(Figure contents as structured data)
□ □ □ □ □ □ □

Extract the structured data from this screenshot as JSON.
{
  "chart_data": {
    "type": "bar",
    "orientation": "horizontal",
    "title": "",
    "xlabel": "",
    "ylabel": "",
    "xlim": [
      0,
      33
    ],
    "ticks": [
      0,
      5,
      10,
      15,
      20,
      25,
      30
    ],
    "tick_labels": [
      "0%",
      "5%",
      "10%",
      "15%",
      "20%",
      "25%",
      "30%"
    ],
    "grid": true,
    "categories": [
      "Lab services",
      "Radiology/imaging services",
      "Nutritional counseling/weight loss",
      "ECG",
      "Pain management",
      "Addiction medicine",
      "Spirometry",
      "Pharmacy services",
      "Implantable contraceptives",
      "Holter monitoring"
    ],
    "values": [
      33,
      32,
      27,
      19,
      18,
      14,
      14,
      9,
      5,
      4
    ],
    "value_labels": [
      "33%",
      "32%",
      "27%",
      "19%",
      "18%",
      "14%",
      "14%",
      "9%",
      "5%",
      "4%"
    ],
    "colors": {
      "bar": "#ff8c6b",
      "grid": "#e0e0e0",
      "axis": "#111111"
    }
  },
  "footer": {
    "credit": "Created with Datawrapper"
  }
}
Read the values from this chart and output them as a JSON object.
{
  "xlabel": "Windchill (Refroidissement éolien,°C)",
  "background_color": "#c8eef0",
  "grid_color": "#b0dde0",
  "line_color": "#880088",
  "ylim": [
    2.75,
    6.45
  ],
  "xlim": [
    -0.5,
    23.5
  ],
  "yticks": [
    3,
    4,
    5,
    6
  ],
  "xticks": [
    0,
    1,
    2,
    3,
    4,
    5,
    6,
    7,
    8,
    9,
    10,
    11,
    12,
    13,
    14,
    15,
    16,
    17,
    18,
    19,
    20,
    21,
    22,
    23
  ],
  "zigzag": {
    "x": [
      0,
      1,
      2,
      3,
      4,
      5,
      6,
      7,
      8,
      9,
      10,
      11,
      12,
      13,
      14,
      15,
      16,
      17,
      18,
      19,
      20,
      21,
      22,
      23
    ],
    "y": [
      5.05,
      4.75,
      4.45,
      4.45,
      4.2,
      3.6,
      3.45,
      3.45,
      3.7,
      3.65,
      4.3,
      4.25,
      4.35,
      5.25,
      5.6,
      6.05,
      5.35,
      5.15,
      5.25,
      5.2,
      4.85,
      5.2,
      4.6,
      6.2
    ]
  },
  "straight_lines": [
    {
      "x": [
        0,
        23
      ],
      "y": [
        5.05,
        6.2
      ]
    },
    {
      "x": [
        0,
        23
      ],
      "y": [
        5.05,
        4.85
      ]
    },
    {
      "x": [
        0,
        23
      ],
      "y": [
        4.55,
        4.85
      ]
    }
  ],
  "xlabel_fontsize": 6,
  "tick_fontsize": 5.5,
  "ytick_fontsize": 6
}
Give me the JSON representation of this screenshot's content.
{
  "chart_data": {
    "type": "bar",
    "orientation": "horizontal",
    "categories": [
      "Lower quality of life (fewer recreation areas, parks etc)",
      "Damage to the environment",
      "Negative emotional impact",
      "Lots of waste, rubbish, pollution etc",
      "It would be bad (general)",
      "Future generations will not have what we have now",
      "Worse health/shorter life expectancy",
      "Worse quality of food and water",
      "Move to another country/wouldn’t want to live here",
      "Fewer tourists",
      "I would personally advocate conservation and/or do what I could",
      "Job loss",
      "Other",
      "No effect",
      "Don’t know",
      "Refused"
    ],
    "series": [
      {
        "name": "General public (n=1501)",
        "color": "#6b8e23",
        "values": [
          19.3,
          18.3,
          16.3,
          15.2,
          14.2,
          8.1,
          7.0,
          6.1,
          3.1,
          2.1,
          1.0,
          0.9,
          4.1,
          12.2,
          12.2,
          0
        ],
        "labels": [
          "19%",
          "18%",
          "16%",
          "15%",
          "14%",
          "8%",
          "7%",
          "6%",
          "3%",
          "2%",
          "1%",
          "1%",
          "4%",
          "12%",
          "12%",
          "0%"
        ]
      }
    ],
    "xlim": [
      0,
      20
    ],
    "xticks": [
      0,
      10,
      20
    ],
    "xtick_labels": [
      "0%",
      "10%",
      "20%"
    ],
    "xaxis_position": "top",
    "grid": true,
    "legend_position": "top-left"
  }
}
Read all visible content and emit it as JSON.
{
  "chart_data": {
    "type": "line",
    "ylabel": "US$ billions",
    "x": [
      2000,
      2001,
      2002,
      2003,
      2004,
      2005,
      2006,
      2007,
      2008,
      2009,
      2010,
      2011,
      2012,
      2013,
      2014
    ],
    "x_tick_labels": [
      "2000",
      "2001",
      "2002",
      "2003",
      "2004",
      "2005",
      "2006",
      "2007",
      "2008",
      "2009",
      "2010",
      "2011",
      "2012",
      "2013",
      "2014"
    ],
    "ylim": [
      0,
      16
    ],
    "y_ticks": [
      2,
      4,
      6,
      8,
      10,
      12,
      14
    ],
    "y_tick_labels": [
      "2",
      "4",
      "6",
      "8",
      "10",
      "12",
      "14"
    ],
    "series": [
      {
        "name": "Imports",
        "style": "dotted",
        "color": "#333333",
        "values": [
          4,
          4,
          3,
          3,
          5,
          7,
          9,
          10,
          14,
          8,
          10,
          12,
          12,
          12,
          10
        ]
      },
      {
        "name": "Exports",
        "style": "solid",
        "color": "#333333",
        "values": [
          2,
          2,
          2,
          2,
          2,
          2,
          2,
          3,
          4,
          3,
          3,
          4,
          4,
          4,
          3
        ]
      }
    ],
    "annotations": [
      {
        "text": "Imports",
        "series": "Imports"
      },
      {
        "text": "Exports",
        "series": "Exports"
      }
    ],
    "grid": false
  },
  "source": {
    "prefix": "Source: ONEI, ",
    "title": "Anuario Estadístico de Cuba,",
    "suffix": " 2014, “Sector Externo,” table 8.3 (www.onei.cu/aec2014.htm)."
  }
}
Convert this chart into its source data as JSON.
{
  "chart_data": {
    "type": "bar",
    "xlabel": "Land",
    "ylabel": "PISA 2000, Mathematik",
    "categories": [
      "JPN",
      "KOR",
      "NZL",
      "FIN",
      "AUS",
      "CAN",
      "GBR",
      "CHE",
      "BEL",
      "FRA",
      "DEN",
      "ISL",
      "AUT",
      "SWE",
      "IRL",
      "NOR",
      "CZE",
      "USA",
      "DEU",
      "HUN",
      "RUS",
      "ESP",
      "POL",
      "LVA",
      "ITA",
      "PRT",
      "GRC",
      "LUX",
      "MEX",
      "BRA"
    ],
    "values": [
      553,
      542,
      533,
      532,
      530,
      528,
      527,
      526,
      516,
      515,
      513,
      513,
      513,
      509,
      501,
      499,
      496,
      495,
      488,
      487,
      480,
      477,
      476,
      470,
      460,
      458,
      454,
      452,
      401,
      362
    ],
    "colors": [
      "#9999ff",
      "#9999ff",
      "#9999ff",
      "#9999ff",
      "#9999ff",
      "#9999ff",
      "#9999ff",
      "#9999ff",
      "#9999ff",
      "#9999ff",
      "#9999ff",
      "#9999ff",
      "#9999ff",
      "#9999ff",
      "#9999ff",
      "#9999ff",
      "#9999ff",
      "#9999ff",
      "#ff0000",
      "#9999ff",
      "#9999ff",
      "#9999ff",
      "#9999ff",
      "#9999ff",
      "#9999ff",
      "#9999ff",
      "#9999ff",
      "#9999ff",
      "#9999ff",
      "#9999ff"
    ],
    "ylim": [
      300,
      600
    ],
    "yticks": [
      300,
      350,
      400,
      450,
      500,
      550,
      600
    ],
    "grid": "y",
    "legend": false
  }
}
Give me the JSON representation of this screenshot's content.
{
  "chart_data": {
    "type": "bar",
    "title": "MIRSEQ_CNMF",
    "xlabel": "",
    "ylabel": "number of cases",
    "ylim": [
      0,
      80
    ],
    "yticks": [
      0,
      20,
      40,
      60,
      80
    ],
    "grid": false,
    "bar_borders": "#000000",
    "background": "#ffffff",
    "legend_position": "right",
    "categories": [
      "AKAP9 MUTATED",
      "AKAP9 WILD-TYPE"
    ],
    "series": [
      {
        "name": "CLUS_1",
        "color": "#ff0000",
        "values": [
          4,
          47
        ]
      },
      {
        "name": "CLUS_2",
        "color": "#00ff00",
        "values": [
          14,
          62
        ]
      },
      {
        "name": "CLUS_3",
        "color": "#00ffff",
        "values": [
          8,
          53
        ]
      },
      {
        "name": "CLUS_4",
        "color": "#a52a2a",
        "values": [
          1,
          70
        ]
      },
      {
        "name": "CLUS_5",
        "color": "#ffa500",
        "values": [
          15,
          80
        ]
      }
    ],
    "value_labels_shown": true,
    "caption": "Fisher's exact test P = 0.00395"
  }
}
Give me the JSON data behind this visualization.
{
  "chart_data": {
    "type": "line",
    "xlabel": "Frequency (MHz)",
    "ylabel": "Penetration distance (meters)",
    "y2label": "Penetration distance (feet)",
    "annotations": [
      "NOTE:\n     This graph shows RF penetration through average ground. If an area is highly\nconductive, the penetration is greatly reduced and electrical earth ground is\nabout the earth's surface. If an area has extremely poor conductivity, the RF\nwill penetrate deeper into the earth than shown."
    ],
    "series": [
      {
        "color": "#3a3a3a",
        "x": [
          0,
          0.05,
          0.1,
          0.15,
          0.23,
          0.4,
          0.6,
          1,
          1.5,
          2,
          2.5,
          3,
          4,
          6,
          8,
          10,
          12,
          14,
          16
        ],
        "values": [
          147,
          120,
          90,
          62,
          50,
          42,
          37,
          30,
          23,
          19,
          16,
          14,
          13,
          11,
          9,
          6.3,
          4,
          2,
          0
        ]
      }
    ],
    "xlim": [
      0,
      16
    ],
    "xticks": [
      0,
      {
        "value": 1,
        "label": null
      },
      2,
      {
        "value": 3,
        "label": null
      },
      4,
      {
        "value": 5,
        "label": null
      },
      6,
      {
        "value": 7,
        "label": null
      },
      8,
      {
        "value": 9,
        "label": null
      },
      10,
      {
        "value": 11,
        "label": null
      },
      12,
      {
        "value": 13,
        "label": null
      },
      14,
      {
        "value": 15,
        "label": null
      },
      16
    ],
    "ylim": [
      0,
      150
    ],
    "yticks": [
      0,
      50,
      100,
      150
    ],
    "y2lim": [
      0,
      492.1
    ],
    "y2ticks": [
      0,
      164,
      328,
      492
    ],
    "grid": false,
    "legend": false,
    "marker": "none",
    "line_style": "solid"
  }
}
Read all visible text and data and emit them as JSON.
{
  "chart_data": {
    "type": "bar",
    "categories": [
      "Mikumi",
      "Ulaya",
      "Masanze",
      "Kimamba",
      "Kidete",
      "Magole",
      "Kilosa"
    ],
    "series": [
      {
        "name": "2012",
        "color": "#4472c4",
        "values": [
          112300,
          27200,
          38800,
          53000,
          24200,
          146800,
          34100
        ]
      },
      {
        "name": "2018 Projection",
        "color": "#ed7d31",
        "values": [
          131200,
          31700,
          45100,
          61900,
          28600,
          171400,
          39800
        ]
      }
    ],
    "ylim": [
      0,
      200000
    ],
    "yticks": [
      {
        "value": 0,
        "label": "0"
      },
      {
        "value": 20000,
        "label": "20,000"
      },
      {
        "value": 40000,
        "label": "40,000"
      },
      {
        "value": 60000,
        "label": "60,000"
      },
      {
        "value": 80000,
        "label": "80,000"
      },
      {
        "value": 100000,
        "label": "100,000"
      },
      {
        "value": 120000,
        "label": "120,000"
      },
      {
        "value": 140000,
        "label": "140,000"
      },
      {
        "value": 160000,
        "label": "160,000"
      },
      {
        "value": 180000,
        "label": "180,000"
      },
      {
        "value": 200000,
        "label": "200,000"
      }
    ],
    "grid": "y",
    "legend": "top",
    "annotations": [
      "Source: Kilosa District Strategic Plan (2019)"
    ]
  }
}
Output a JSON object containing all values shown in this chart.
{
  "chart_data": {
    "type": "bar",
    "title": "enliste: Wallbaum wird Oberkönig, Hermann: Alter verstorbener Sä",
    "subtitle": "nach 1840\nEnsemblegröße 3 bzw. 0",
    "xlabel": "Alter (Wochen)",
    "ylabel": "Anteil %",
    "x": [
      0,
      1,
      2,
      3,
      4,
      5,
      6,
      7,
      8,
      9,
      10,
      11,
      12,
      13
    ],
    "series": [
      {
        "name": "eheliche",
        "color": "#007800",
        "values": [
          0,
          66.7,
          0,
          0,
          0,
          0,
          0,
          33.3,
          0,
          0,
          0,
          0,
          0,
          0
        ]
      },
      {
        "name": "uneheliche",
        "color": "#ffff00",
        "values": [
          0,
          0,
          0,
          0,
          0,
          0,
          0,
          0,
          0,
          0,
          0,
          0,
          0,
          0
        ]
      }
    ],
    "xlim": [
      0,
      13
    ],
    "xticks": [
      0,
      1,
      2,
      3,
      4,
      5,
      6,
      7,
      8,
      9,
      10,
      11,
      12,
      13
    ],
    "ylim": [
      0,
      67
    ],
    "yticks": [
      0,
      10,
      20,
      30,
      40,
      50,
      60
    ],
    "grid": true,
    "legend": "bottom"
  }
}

□ □ □ □ □ □ □

Your goal: Look through the material above and pick out each line holding the word "loss".

Exercise answer:
      "Nutritional counseling/weight loss",
      "Job loss",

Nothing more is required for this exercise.